[Extracts from a graphics dataset]
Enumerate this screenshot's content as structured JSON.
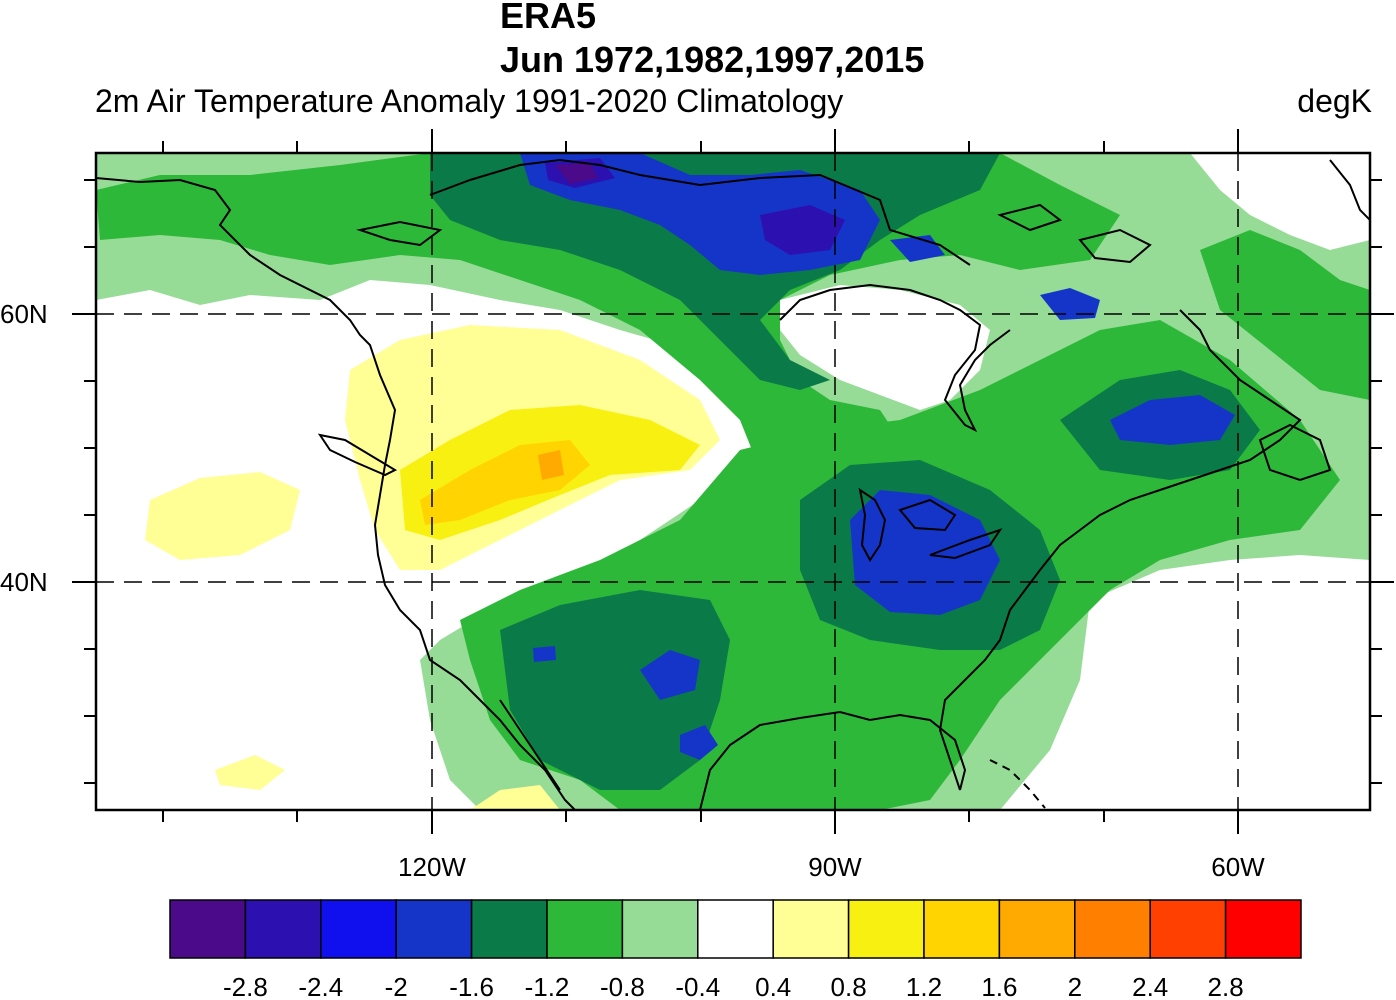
{
  "title_line1": "ERA5",
  "title_line2": "Jun 1972,1982,1997,2015",
  "subtitle_left": "2m Air Temperature Anomaly  1991-2020 Climatology",
  "subtitle_right": "degK",
  "chart_data": {
    "type": "heatmap",
    "variable": "2m Air Temperature Anomaly",
    "units": "degK",
    "lon_range": [
      -145,
      -50
    ],
    "lat_range": [
      24,
      72
    ],
    "xtick_labels": [
      "120W",
      "90W",
      "60W"
    ],
    "ytick_labels": [
      "60N",
      "40N"
    ],
    "grid": "dashed at 120W, 90W, 60W, 60N, 40N",
    "colorbar_levels": [
      "-2.8",
      "-2.4",
      "-2",
      "-1.6",
      "-1.2",
      "-0.8",
      "-0.4",
      "0.4",
      "0.8",
      "1.2",
      "1.6",
      "2",
      "2.4",
      "2.8"
    ],
    "colorbar_colors": [
      "#4a0a8a",
      "#2c10b0",
      "#1010ee",
      "#1535c8",
      "#0a7a48",
      "#2eb83a",
      "#96dc96",
      "#ffffff",
      "#ffff96",
      "#f8f010",
      "#ffd400",
      "#ffaa00",
      "#ff8000",
      "#ff4000",
      "#ff0000"
    ]
  }
}
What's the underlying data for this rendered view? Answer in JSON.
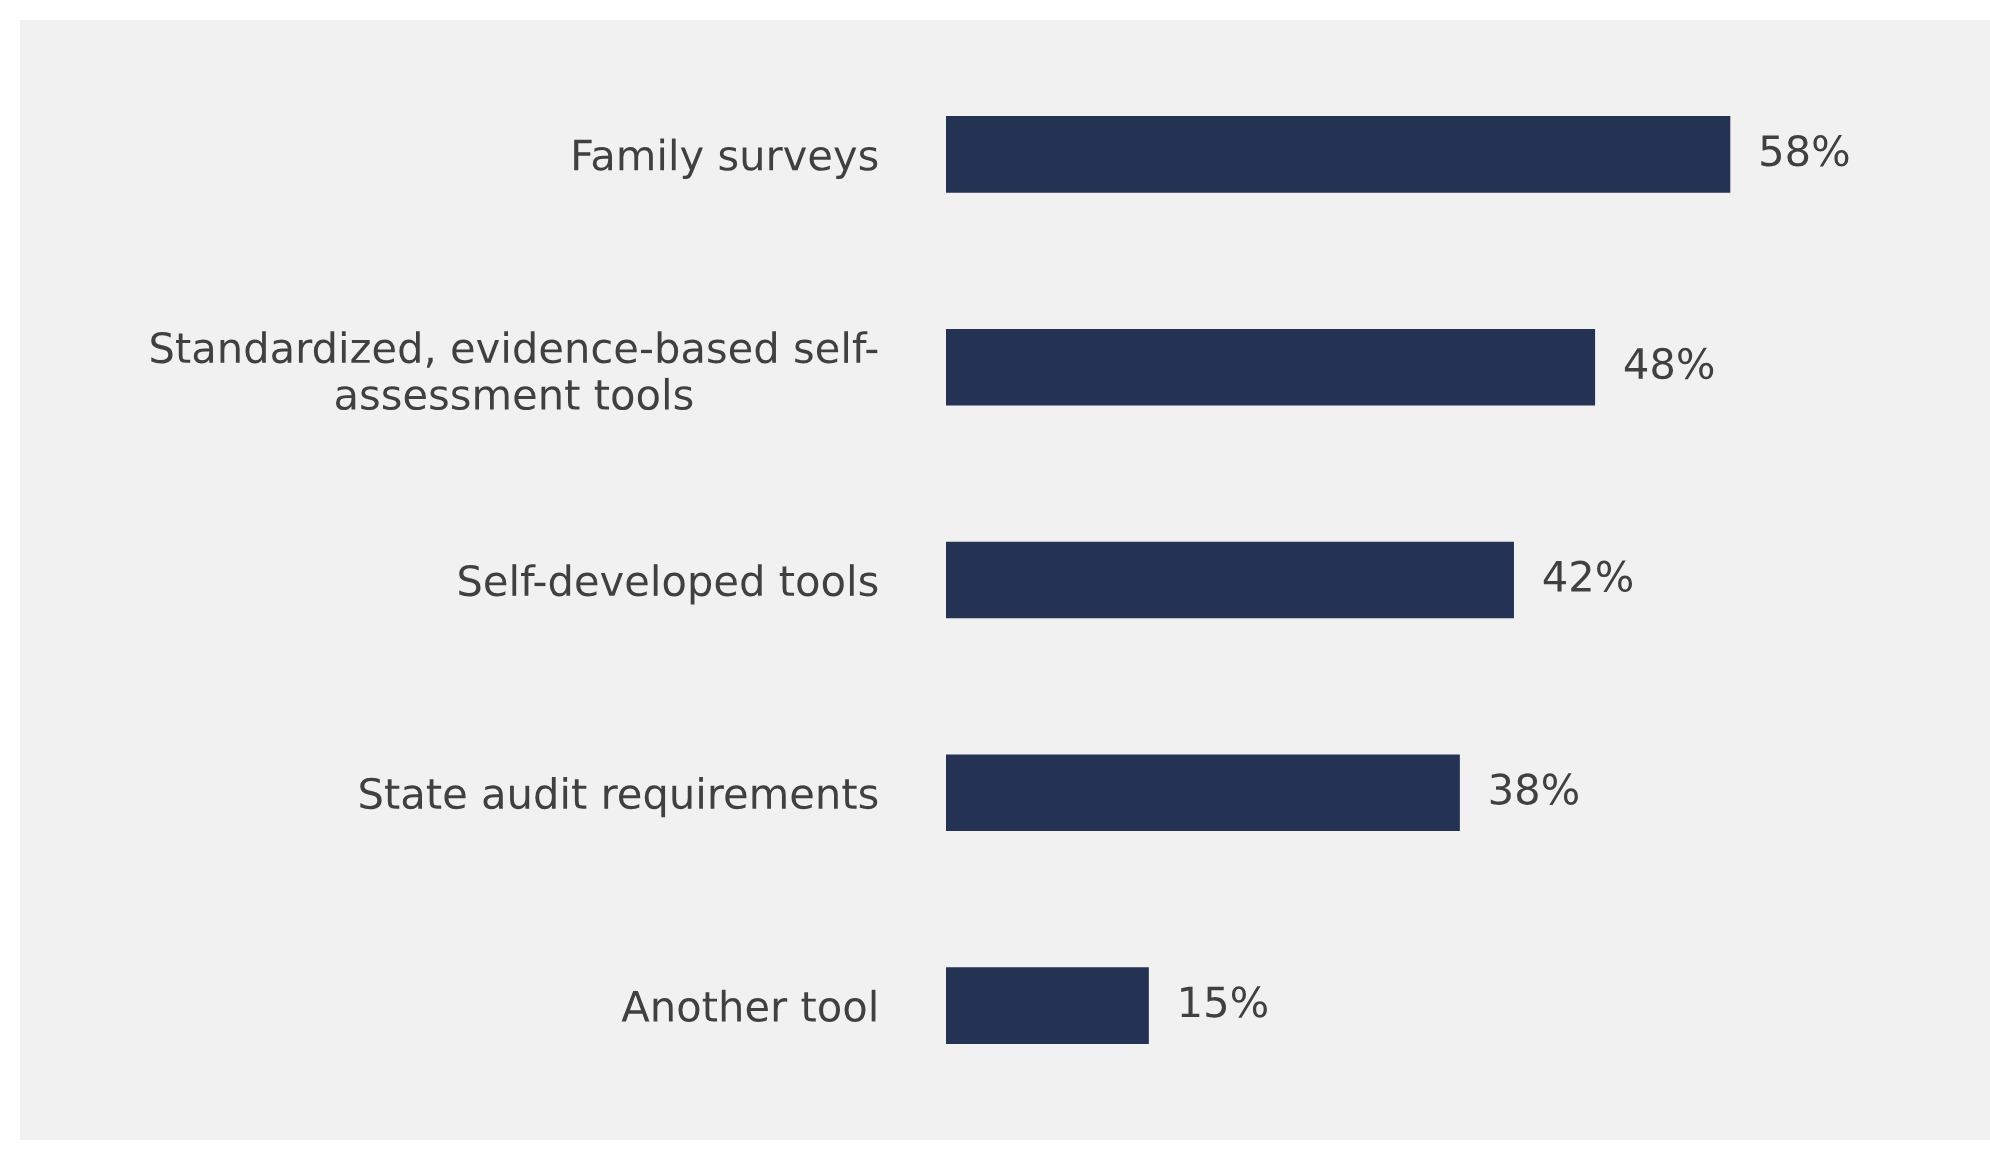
{
  "chart_data": {
    "type": "bar",
    "orientation": "horizontal",
    "categories": [
      "Family surveys",
      "Standardized, evidence-based self-\nassessment tools",
      "Self-developed tools",
      "State audit requirements",
      "Another tool"
    ],
    "values": [
      58,
      48,
      42,
      38,
      15
    ],
    "value_labels": [
      "58%",
      "48%",
      "42%",
      "38%",
      "15%"
    ],
    "color": "#243354",
    "grid": false,
    "legend": false
  }
}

| Your instructions |
Using the records above, output their complete text exactly, minus any images.

| Finished exercise |
Enumerate this screenshot's content as structured JSON.
{
  "title_line1": "ERA5",
  "title_line2": "Jun 1972,1982,1997,2015",
  "subtitle_left": "2m Air Temperature Anomaly  1991-2020 Climatology",
  "subtitle_right": "degK",
  "chart_data": {
    "type": "heatmap",
    "variable": "2m Air Temperature Anomaly",
    "units": "degK",
    "lon_range": [
      -145,
      -50
    ],
    "lat_range": [
      24,
      72
    ],
    "xtick_labels": [
      "120W",
      "90W",
      "60W"
    ],
    "ytick_labels": [
      "60N",
      "40N"
    ],
    "grid": "dashed at 120W, 90W, 60W, 60N, 40N",
    "colorbar_levels": [
      "-2.8",
      "-2.4",
      "-2",
      "-1.6",
      "-1.2",
      "-0.8",
      "-0.4",
      "0.4",
      "0.8",
      "1.2",
      "1.6",
      "2",
      "2.4",
      "2.8"
    ],
    "colorbar_colors": [
      "#4a0a8a",
      "#2c10b0",
      "#1010ee",
      "#1535c8",
      "#0a7a48",
      "#2eb83a",
      "#96dc96",
      "#ffffff",
      "#ffff96",
      "#f8f010",
      "#ffd400",
      "#ffaa00",
      "#ff8000",
      "#ff4000",
      "#ff0000"
    ]
  }
}
What's the underlying data for this rendered view? Answer in JSON.
{
  "chart_data": {
    "type": "bar",
    "orientation": "horizontal",
    "categories": [
      "Family surveys",
      "Standardized, evidence-based self-\nassessment tools",
      "Self-developed tools",
      "State audit requirements",
      "Another tool"
    ],
    "values": [
      58,
      48,
      42,
      38,
      15
    ],
    "value_labels": [
      "58%",
      "48%",
      "42%",
      "38%",
      "15%"
    ],
    "color": "#243354",
    "grid": false,
    "legend": false
  }
}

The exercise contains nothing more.